** BRIEF **
Show every line where "системы" occurs.

** ITEMS **
BEGIN
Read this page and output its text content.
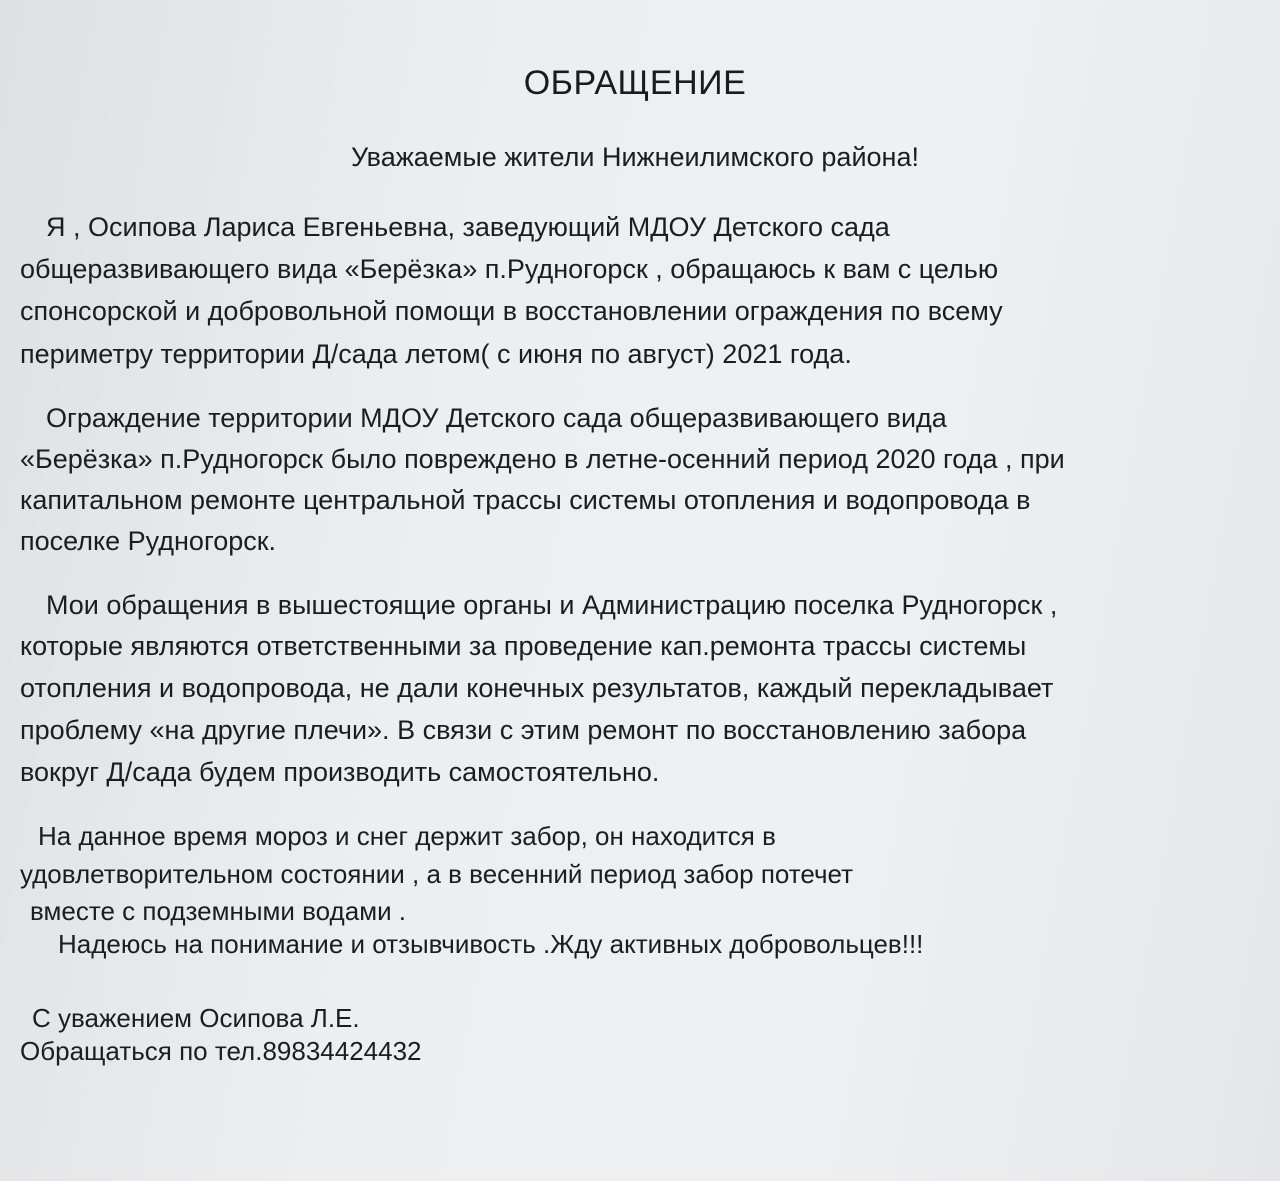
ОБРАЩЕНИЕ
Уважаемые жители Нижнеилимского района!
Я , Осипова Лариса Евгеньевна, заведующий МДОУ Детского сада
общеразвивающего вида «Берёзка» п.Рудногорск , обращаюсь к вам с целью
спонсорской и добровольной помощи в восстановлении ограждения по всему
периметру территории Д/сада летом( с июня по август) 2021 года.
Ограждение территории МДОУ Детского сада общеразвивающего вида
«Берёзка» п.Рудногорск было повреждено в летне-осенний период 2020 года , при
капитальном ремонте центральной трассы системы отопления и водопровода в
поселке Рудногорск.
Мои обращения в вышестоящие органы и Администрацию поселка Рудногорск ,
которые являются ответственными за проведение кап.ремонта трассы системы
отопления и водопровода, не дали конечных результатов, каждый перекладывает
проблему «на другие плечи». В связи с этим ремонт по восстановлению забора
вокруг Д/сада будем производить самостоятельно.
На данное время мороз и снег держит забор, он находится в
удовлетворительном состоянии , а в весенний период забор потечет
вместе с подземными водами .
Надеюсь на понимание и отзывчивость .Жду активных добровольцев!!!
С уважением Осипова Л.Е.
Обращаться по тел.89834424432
END
BEGIN
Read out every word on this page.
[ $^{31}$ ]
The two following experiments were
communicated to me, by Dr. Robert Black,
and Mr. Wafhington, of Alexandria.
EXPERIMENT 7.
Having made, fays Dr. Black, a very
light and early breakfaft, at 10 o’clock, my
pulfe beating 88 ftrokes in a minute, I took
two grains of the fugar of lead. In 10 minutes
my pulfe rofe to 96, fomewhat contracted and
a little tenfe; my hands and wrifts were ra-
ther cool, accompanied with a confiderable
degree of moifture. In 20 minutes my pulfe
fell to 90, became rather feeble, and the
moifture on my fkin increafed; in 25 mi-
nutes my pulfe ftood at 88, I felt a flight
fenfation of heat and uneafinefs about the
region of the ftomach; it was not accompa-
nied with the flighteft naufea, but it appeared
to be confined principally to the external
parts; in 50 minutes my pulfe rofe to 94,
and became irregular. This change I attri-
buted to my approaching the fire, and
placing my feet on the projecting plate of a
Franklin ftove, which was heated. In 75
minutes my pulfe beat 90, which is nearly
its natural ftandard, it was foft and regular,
END
** ANSWER TO THE EXERCISE **
капитальном ремонте центральной трассы системы отопления и водопровода в
которые являются ответственными за проведение кап.ремонта трассы системы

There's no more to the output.